- **Kutipan Dokumen**:
○ ○ ○
Ilustrasi
Ilustrasi
Cyberthreat.id - Sejumlah perusahaan media sosial besar bergabung untuk melawan pemerintah Jerman atas undang-undang pidato kebencian online yang ditingkatkan.
Facebook (Meta), YouTube, Twitter, dan TikTok telah menggugat sebagai tanggapan atas aturan baru yang bertujuan untuk mengirim konten ilegal — termasuk foto swastika atau postingan yang menghasut kekerasan — dan data pengguna ke lembaga penegak hukum pusat, Kantor Polisi Kriminal Federal Jerman (BKA), mulai pekan ini.
Berdasarkan undang-undang, perusahaan teknologi juga harus menunggu sebulan sebelum memberi tahu pengguna tentang transfer informasi mereka ke polisi, kecuali jika penegak hukum melarang platform melakukannya.
Dihadapkan dengan tumpukan tuntutan hukum dari perusahaan media sosial terbesar, Jerman telah mengatakan kepada Google dan Meta untuk menunda mengikuti aturan baru ini. Twitter dan TikTok, bagaimanapun, harus mulai mengirimkan data mereka di bawah undang-undang, menurut juru bicara Kementerian Kehakiman Federal.
Kemunduran itu terjadi ketika politisi Jerman bergulat dengan meningkatnya kebencian online dan informasi yang salah. Berlin dalam beberapa pekan terakhir bersuara keras tentang upayanya untuk mengekang konten beracun di platform media sosial termasuk Telegram, di mana pihak berwenang bertindak lebih jauh dengan mengancam untuk menutup layanan obrolan terenkripsi dan meminta Apple dan Google untuk menghapusnya dari toko aplikasi mereka.
○ ○ ○
- **Materi Tersedia**:
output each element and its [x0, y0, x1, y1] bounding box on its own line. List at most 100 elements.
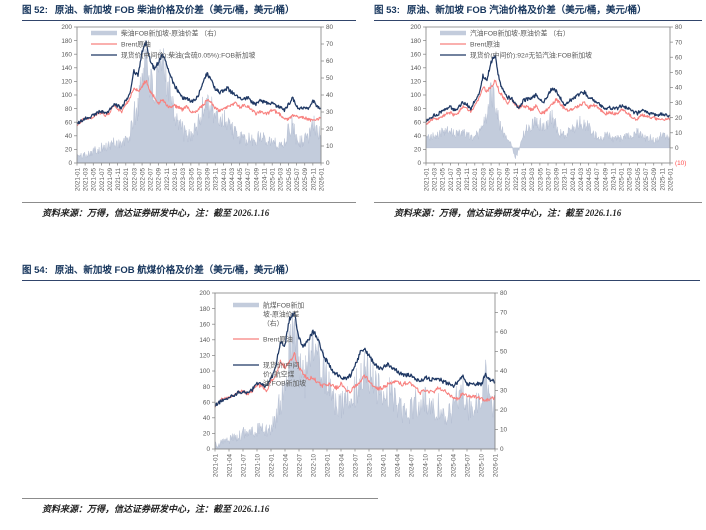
- title-divider: [374, 20, 702, 21]
- svg-text:2021-07: 2021-07: [448, 168, 455, 192]
- svg-text:2024-07: 2024-07: [594, 168, 601, 192]
- figure-52-diesel: 图 52: 原油、新加坡 FOB 柴油价格及价差（美元/桶，美元/桶） 0 20 40…: [8, 4, 356, 219]
- figure-54-title: 图 54: 原油、新加坡 FOB 航煤价格及价差（美元/桶，美元/桶）: [8, 264, 700, 277]
- jetfuel-price-spread-chart: 0 20 40 60 80 100 120 140 160 180 200 80 70 60 50 40 30 2…: [8, 283, 700, 497]
- svg-text:80: 80: [65, 106, 73, 113]
- svg-text:2024-09: 2024-09: [602, 168, 609, 192]
- svg-text:（右）: （右）: [263, 318, 283, 327]
- svg-text:20: 20: [500, 407, 508, 414]
- svg-text:2025-11: 2025-11: [310, 168, 317, 191]
- svg-text:10: 10: [326, 143, 334, 150]
- svg-text:2023-07: 2023-07: [352, 454, 359, 478]
- svg-text:2023-03: 2023-03: [529, 168, 536, 192]
- svg-text:60: 60: [65, 119, 73, 126]
- svg-text:Brent原油: Brent原油: [263, 334, 293, 343]
- svg-text:2022-09: 2022-09: [505, 168, 512, 192]
- svg-text:2025-05: 2025-05: [635, 168, 642, 192]
- svg-text:汽油FOB新加坡-原油价差 （右）: 汽油FOB新加坡-原油价差 （右）: [470, 28, 570, 37]
- svg-text:40: 40: [675, 85, 683, 92]
- svg-text:2026-01: 2026-01: [318, 168, 325, 192]
- figure-52-title: 图 52: 原油、新加坡 FOB 柴油价格及价差（美元/桶，美元/桶）: [8, 4, 356, 17]
- svg-text:200: 200: [410, 24, 421, 31]
- svg-text:160: 160: [199, 321, 210, 328]
- svg-text:2023-07: 2023-07: [196, 168, 203, 192]
- svg-text:2024-10: 2024-10: [422, 454, 429, 478]
- svg-text:2022-10: 2022-10: [310, 454, 317, 478]
- svg-text:2021-01: 2021-01: [74, 168, 81, 192]
- svg-text:Brent原油: Brent原油: [121, 39, 151, 48]
- svg-text:现货价(中间: 现货价(中间: [263, 360, 299, 369]
- svg-text:2024-03: 2024-03: [229, 168, 236, 192]
- svg-text:140: 140: [61, 65, 72, 72]
- svg-text:0: 0: [675, 145, 679, 152]
- svg-text:2021-09: 2021-09: [107, 168, 114, 192]
- svg-text:2026-01: 2026-01: [492, 454, 499, 478]
- svg-text:2023-10: 2023-10: [366, 454, 373, 478]
- svg-text:2021-03: 2021-03: [83, 168, 90, 192]
- svg-text:2025-01: 2025-01: [270, 168, 277, 192]
- svg-text:2022-07: 2022-07: [148, 168, 155, 192]
- title-divider: [22, 20, 356, 21]
- svg-text:Brent原油: Brent原油: [470, 39, 500, 48]
- title-divider: [22, 280, 700, 281]
- svg-text:30: 30: [675, 100, 683, 107]
- svg-text:100: 100: [410, 92, 421, 99]
- svg-text:0: 0: [417, 160, 421, 167]
- svg-text:2023-03: 2023-03: [180, 168, 187, 192]
- svg-text:20: 20: [65, 147, 73, 154]
- svg-text:2021-05: 2021-05: [91, 168, 98, 192]
- svg-text:2021-05: 2021-05: [440, 168, 447, 192]
- svg-text:80: 80: [414, 106, 422, 113]
- svg-text:2022-03: 2022-03: [131, 168, 138, 192]
- svg-text:120: 120: [61, 79, 72, 86]
- svg-text:2023-01: 2023-01: [521, 168, 528, 192]
- figure-53-title: 图 53: 原油、新加坡 FOB 汽油价格及价差（美元/桶，美元/桶）: [360, 4, 702, 17]
- svg-text:2022-01: 2022-01: [268, 454, 275, 478]
- source-date: 2026.1.16: [585, 208, 622, 218]
- svg-text:2025-05: 2025-05: [286, 168, 293, 192]
- svg-text:2026-01: 2026-01: [667, 168, 674, 192]
- svg-text:现货价(中间价):柴油(含硫0.05%):FOB新加坡: 现货价(中间价):柴油(含硫0.05%):FOB新加坡: [121, 50, 256, 59]
- gasoline-price-spread-chart: 0 20 40 60 80 100 120 140 160 180 200 80 70 60 50 40 30 2…: [360, 23, 702, 201]
- svg-text:140: 140: [410, 65, 421, 72]
- svg-text:现货价(中间价):92#无铅汽油:FOB新加坡: 现货价(中间价):92#无铅汽油:FOB新加坡: [470, 50, 592, 59]
- svg-text:2024-03: 2024-03: [578, 168, 585, 192]
- svg-text:2022-09: 2022-09: [156, 168, 163, 192]
- svg-text:2022-11: 2022-11: [164, 168, 171, 191]
- svg-text:70: 70: [326, 41, 334, 48]
- svg-text:10: 10: [675, 130, 683, 137]
- svg-text:2025-07: 2025-07: [464, 454, 471, 478]
- figure-54-title-text: 原油、新加坡 FOB 航煤价格及价差（美元/桶，美元/桶）: [54, 265, 295, 276]
- svg-text:2021-07: 2021-07: [240, 454, 247, 478]
- svg-text:160: 160: [61, 51, 72, 58]
- svg-text:2023-07: 2023-07: [545, 168, 552, 192]
- svg-text:2023-11: 2023-11: [213, 168, 220, 191]
- svg-text:2023-09: 2023-09: [554, 168, 561, 192]
- svg-text:60: 60: [675, 54, 683, 61]
- svg-text:2022-01: 2022-01: [123, 168, 130, 192]
- svg-text:2025-03: 2025-03: [278, 168, 285, 192]
- svg-text:20: 20: [203, 431, 211, 438]
- source-divider: [22, 202, 356, 203]
- svg-text:2024-05: 2024-05: [586, 168, 593, 192]
- svg-text:2023-04: 2023-04: [338, 454, 345, 478]
- figure-54-jetfuel: 图 54: 原油、新加坡 FOB 航煤价格及价差（美元/桶，美元/桶） 0 20 40…: [8, 264, 700, 515]
- svg-text:价):航空煤: 价):航空煤: [263, 369, 295, 378]
- svg-text:2024-07: 2024-07: [245, 168, 252, 192]
- svg-text:120: 120: [410, 79, 421, 86]
- svg-text:200: 200: [199, 290, 210, 297]
- svg-text:2022-11: 2022-11: [513, 168, 520, 191]
- svg-text:2022-01: 2022-01: [472, 168, 479, 192]
- svg-text:60: 60: [326, 58, 334, 65]
- svg-text:40: 40: [414, 133, 422, 140]
- svg-text:40: 40: [65, 133, 73, 140]
- figure-52-label: 图 52:: [22, 5, 48, 16]
- svg-text:2024-11: 2024-11: [610, 168, 617, 191]
- svg-text:坡-原油价差: 坡-原油价差: [263, 309, 299, 318]
- svg-text:20: 20: [675, 115, 683, 122]
- svg-text:2022-05: 2022-05: [139, 168, 146, 192]
- svg-text:2021-03: 2021-03: [432, 168, 439, 192]
- svg-text:2025-09: 2025-09: [302, 168, 309, 192]
- svg-text:2023-09: 2023-09: [205, 168, 212, 192]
○ ○ ○
- **Rincian Tugas**: Ubah paragraf dalam kutipan dokumen yang diawali "Dihadapkan dengan tumpukan tuntutan hukum" menjadi daftar poin singkat yang memuat fakta utamanya. Materi ini diambil dari sumber yang berbeda.

- **Jawaban Latihan**:
- Jerman menghadapi tumpukan tuntutan hukum dari perusahaan media sosial terbesar.
- Jerman meminta Google dan Meta menunda kepatuhan pada aturan baru ini.
- Menurut juru bicara Kementerian Kehakiman Federal, Twitter dan TikTok tetap harus mulai mengirimkan data berdasarkan undang-undang tersebut.